## [YOUR OBJECTIVE]
List each line holding the string "JSON".

## [INPUT RECORDS]
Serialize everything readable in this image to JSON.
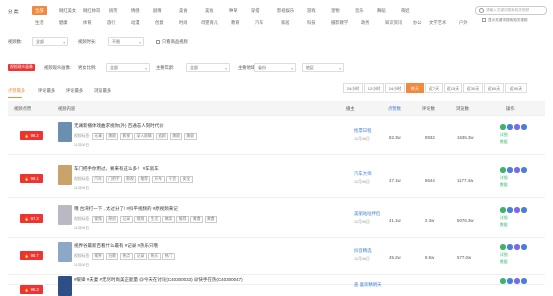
{
  "categories": {
    "label": "分  类:",
    "row1": [
      "全部",
      "网红美女",
      "网红帅哥",
      "搞笑",
      "情感",
      "剧情",
      "美食",
      "美妆",
      "种草",
      "穿搭",
      "影视娱乐",
      "游戏",
      "宠物",
      "音乐",
      "舞蹈",
      "萌娃"
    ],
    "row2": [
      "生活",
      "健康",
      "体育",
      "旅行",
      "动漫",
      "创意",
      "时尚",
      "母婴育儿",
      "教育",
      "汽车",
      "家居",
      "科技",
      "摄影教学",
      "政务",
      "知识资讯",
      "办公",
      "文学艺术",
      "户外"
    ],
    "active": "全部"
  },
  "search": {
    "placeholder": "请输入关键词搜索相关视频"
  },
  "checkbox_top": "显示关键词搜索相关视频",
  "filters1": [
    {
      "label": "视频数:",
      "value": "全部"
    },
    {
      "label": "视频时长:",
      "value": "不限"
    }
  ],
  "filters1_check": "只看商品视频",
  "audience": {
    "badge": "视频观众画像",
    "label": "视频观众画像:",
    "fields": [
      {
        "label": "男女比例:",
        "value": "全部"
      },
      {
        "label": "主要年龄:",
        "value": "全部"
      },
      {
        "label": "主要地域:",
        "value": "省份"
      },
      {
        "label": "",
        "value": "地区"
      }
    ]
  },
  "periods": [
    "24小时",
    "12小时",
    "24小时",
    "昨天",
    "近7天",
    "近15天",
    "近30天",
    "近60天",
    "近90天"
  ],
  "period_active": 3,
  "sort_tabs": [
    "点赞最多",
    "评论最多",
    "评论最多",
    "浏览最多"
  ],
  "sort_active": 0,
  "columns": {
    "rank": "视频点赞",
    "content": "视频内容",
    "blogger": "播主",
    "likes": "点赞数",
    "comments": "评论数",
    "shares": "浏览数",
    "ops": "操作"
  },
  "rows": [
    {
      "rank": "98.2",
      "title": "无澜新播体戏曲求视你(外)  百通志人刻时代价",
      "tags_label": "视频标签:",
      "tags": [
        "无澜",
        "美剧",
        "影视",
        "深入剧情",
        "追剧",
        "美剧",
        "美剧"
      ],
      "date": "11月06日",
      "blogger": "抢票日程",
      "bdate": "11月06日",
      "likes": "82.3w",
      "comments": "8932",
      "shares": "1635.3w",
      "thumb": "#6b8fb0"
    },
    {
      "rank": "98.1",
      "title": "车门把手你用过，要来有这么多！ #车就车",
      "tags_label": "视频标签:",
      "tags": [
        "汽车",
        "门把手",
        "影视",
        "推荐",
        "开车",
        "干货",
        "安全"
      ],
      "date": "11月06日",
      "blogger": "汽车大师",
      "bdate": "11月06日",
      "likes": "47.1w",
      "comments": "8644",
      "shares": "1177.4w",
      "thumb": "#c9a36a"
    },
    {
      "rank": "97.3",
      "title": "哦  台湾打一下 , 太过分了!  #抖平视频的 #原视频来记",
      "tags_label": "视频标签:",
      "tags": [
        "视频",
        "原创",
        "记录",
        "视频",
        "生活",
        "搞笑",
        "推荐",
        "美食",
        "美食"
      ],
      "date": "11月06日",
      "blogger": "美丽咕咕伴侣",
      "bdate": "11月06日",
      "likes": "41.1w",
      "comments": "2.3w",
      "shares": "5076.3w",
      "thumb": "#b9b9c4"
    },
    {
      "rank": "96.7",
      "title": "视界谷最新百看什么最有 #记录 #热乐只哦",
      "tags_label": "视频标签:",
      "tags": [
        "视界",
        "谷歌",
        "热点",
        "记录",
        "热乐",
        "热门"
      ],
      "date": "11月06日",
      "blogger": "抖音精选",
      "bdate": "11月06日",
      "likes": "45.2w",
      "comments": "8.5w",
      "shares": "577.0w",
      "thumb": "#8da7c7"
    },
    {
      "rank": "96.3",
      "title": "#暖锋 #夫妻 #无尽时尚美正能量 @今天在讨论(C40300033) @快手在热(C40300047)",
      "tags_label": "",
      "tags": [],
      "date": "",
      "blogger": "盖  喜欢精明天",
      "bdate": "",
      "likes": "",
      "comments": "",
      "shares": "",
      "thumb": "#2e4f86"
    }
  ],
  "row_ops": [
    "详细",
    "播放",
    "收藏",
    "分享"
  ],
  "row_links": [
    "详细",
    "数据"
  ],
  "colors": {
    "accent": "#f08a3e",
    "rank": "#e33333",
    "link": "#3a7bd5",
    "op_green": "#3cb371",
    "op_blue": "#4a7fd6",
    "op_purple": "#7b68ee"
  }
}
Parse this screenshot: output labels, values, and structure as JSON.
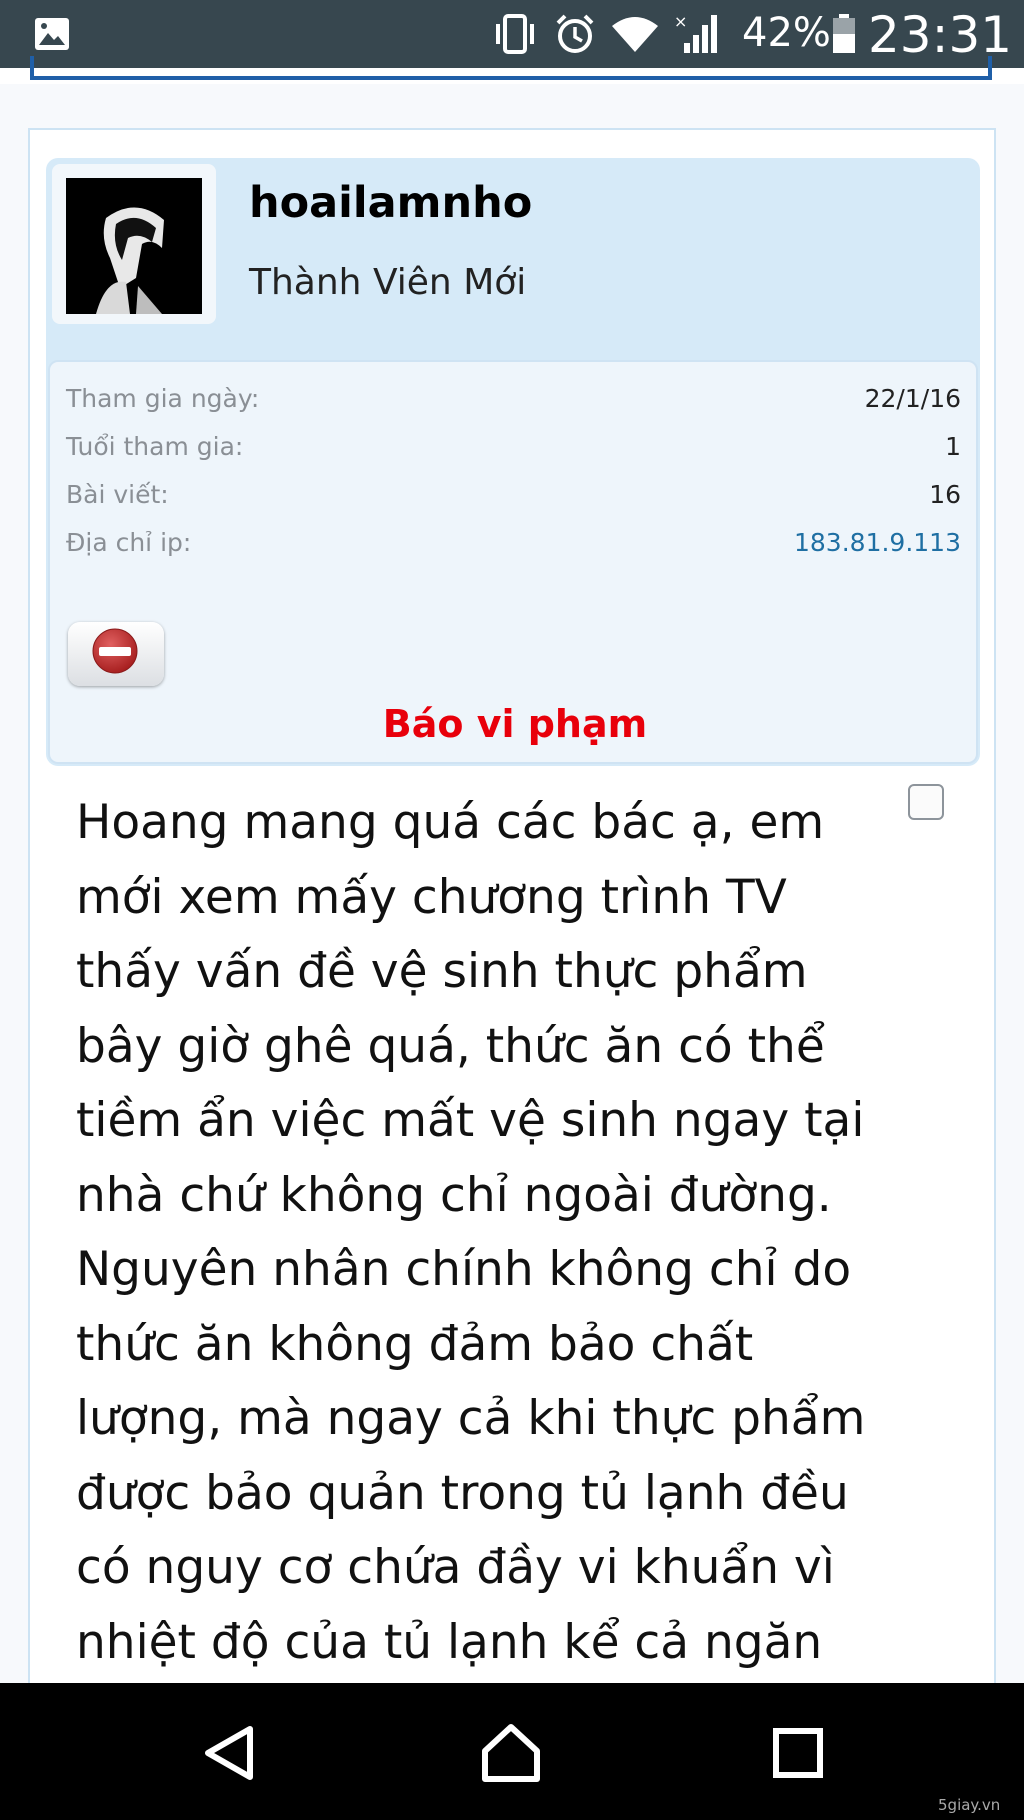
{
  "status_bar": {
    "battery_percent": "42%",
    "time": "23:31",
    "icons": [
      "gallery-icon",
      "vibrate-icon",
      "alarm-icon",
      "wifi-icon",
      "signal-icon",
      "battery-icon"
    ]
  },
  "user": {
    "username": "hoailamnho",
    "title": "Thành Viên Mới",
    "stats": [
      {
        "label": "Tham gia ngày:",
        "value": "22/1/16"
      },
      {
        "label": "Tuổi tham gia:",
        "value": "1"
      },
      {
        "label": "Bài viết:",
        "value": "16"
      },
      {
        "label": "Địa chỉ ip:",
        "value": "183.81.9.113"
      }
    ],
    "report_label": "Báo vi phạm"
  },
  "post": {
    "message": "Hoang mang quá các bác ạ, em mới xem mấy chương trình TV thấy vấn đề vệ sinh thực phẩm bây giờ ghê quá, thức ăn có thể tiềm ẩn việc mất vệ sinh ngay tại nhà chứ không chỉ ngoài đường. Nguyên nhân chính không chỉ do thức ăn không đảm bảo chất lượng, mà ngay cả khi thực phẩm được bảo quản trong tủ lạnh đều có nguy cơ chứa đầy vi khuẩn vì nhiệt độ của tủ lạnh kể cả ngăn"
  },
  "nav": {
    "icons": [
      "back-icon",
      "home-icon",
      "recents-icon"
    ]
  },
  "watermark": "5giay.vn",
  "colors": {
    "status_bar": "#37474f",
    "userbox": "#d6eaf8",
    "report": "#e8000b",
    "ip_link": "#1f6fa3"
  }
}
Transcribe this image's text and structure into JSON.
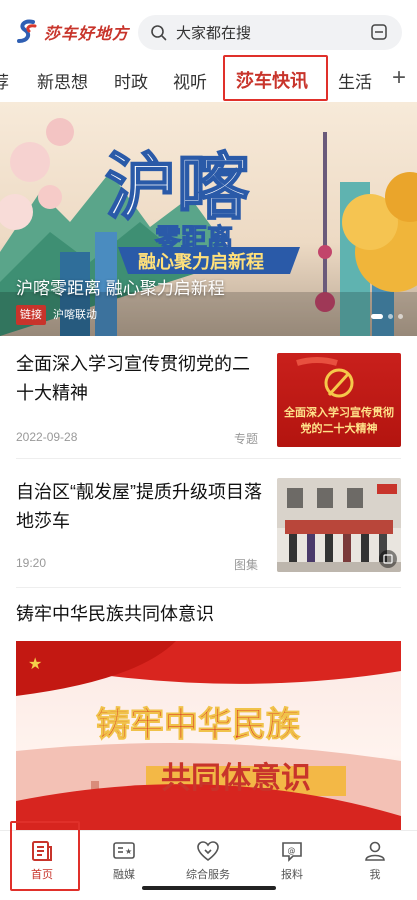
{
  "header": {
    "logo_text": "莎车好地方",
    "search_placeholder": "大家都在搜"
  },
  "tabs": [
    {
      "label": "荐"
    },
    {
      "label": "新思想"
    },
    {
      "label": "时政"
    },
    {
      "label": "视听"
    },
    {
      "label": "莎车快讯",
      "active": true
    },
    {
      "label": "生活"
    }
  ],
  "banner": {
    "image_text_main": "沪喀",
    "image_text_sub": "零距离",
    "image_text_slogan": "融心聚力启新程",
    "caption": "沪喀零距离 融心聚力启新程",
    "tag": "链接",
    "source": "沪喀联动"
  },
  "articles": [
    {
      "title": "全面深入学习宣传贯彻党的二十大精神",
      "date": "2022-09-28",
      "type": "专题",
      "thumb_text": "全面深入学习宣传贯彻党的二十大精神"
    },
    {
      "title": "自治区“靓发屋”提质升级项目落地莎车",
      "date": "19:20",
      "type": "图集"
    },
    {
      "title": "铸牢中华民族共同体意识",
      "image_text_line1": "铸牢中华民族",
      "image_text_line2": "共同体意识"
    }
  ],
  "bottom_nav": [
    {
      "label": "首页",
      "icon": "home-doc-icon",
      "active": true
    },
    {
      "label": "融媒",
      "icon": "media-icon"
    },
    {
      "label": "综合服务",
      "icon": "heart-service-icon"
    },
    {
      "label": "报料",
      "icon": "report-icon"
    },
    {
      "label": "我",
      "icon": "user-icon"
    }
  ],
  "colors": {
    "brand_red": "#c8342b",
    "highlight_box": "#e0302a"
  }
}
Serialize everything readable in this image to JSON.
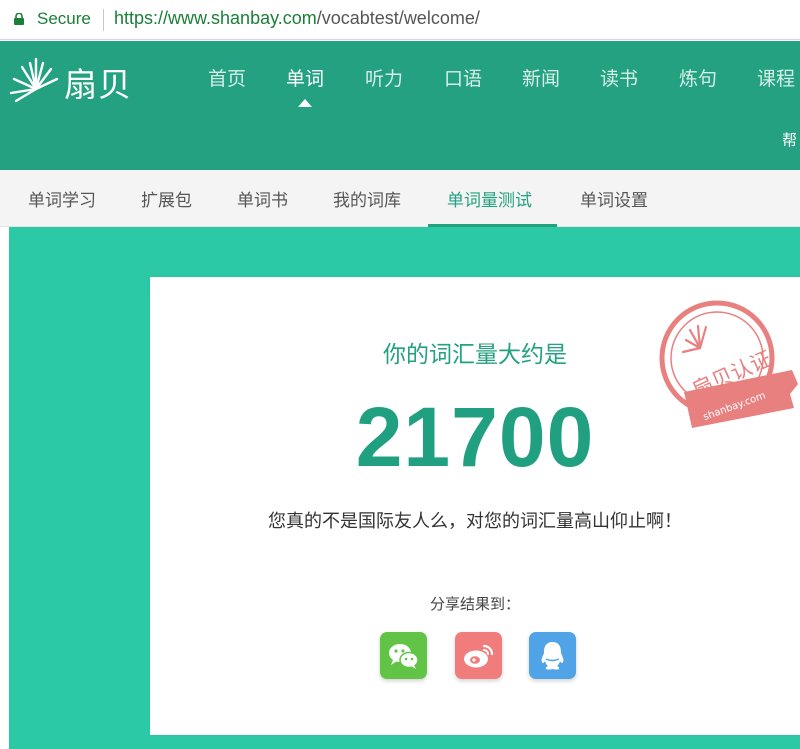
{
  "address_bar": {
    "secure_label": "Secure",
    "url_host": "https://www.shanbay.com",
    "url_path": "/vocabtest/welcome/"
  },
  "header": {
    "logo_text": "扇贝",
    "nav": [
      {
        "label": "首页"
      },
      {
        "label": "单词",
        "active": true
      },
      {
        "label": "听力"
      },
      {
        "label": "口语"
      },
      {
        "label": "新闻"
      },
      {
        "label": "读书"
      },
      {
        "label": "炼句"
      },
      {
        "label": "课程"
      }
    ],
    "help_label": "帮"
  },
  "subnav": [
    {
      "label": "单词学习"
    },
    {
      "label": "扩展包"
    },
    {
      "label": "单词书"
    },
    {
      "label": "我的词库"
    },
    {
      "label": "单词量测试",
      "active": true
    },
    {
      "label": "单词设置"
    }
  ],
  "result": {
    "title": "你的词汇量大约是",
    "vocab_size": "21700",
    "comment": "您真的不是国际友人么，对您的词汇量高山仰止啊！",
    "share_label": "分享结果到：",
    "stamp_main": "扇贝认证",
    "stamp_url": "shanbay.com"
  },
  "share": [
    {
      "icon": "wechat-icon"
    },
    {
      "icon": "weibo-icon"
    },
    {
      "icon": "qq-icon"
    }
  ],
  "colors": {
    "brand_green": "#23a181",
    "stage_teal": "#2cc9a6",
    "stamp_red": "#e88080",
    "secure_green": "#1a7f37"
  }
}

## [ANSWER IN FULL]
Serialize everything readable in this image to JSON.
Parse this screenshot: output labels, values, and structure as JSON.
Transcribe this image's text and structure into JSON.
Serialize everything readable in this image to JSON.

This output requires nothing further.